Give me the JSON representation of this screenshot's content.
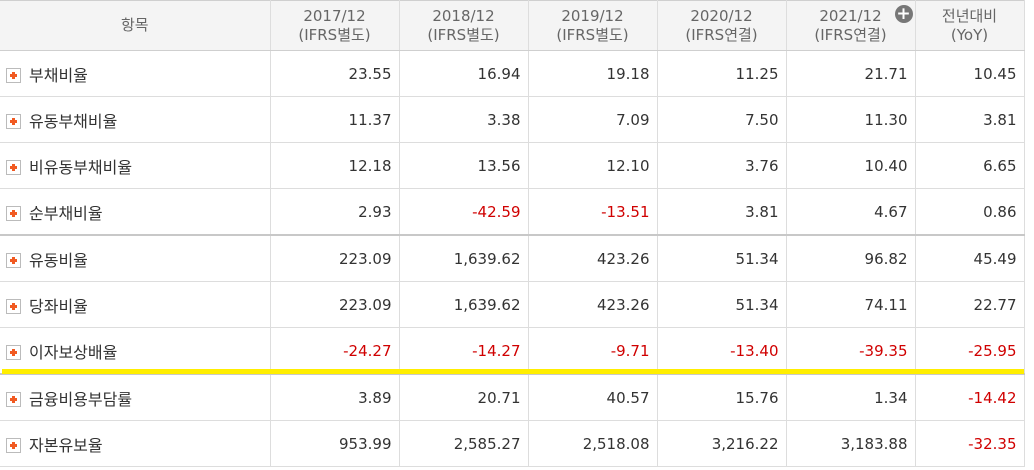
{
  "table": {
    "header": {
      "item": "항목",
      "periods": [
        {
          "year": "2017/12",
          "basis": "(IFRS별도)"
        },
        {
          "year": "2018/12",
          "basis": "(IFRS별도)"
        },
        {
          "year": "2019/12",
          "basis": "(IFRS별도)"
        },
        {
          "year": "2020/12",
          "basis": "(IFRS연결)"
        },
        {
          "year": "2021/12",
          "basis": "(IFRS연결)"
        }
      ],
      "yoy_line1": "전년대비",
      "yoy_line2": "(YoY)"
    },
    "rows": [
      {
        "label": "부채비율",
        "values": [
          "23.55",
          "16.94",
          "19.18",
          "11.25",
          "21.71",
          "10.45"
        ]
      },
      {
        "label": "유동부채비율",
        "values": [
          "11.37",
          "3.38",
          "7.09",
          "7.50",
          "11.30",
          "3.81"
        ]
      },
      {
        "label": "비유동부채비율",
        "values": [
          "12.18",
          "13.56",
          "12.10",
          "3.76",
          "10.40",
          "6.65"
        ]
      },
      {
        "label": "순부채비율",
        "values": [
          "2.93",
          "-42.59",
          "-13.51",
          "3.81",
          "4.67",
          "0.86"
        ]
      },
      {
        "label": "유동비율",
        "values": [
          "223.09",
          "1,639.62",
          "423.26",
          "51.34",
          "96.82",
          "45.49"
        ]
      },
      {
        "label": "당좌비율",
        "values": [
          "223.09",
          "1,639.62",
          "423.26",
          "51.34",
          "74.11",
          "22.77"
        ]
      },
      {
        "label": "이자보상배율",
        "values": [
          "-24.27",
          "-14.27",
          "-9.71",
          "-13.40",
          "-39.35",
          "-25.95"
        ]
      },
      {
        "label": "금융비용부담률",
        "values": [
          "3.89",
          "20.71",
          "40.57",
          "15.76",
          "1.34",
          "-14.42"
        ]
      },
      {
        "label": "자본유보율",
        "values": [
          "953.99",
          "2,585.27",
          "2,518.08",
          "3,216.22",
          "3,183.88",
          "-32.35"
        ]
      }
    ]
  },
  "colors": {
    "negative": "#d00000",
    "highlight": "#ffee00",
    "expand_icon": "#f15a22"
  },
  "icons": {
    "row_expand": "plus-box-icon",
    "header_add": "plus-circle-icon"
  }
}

> _Task objective_
State the number of lines in the records that include "label", and write nothing else.

> _Solution for this problem_
9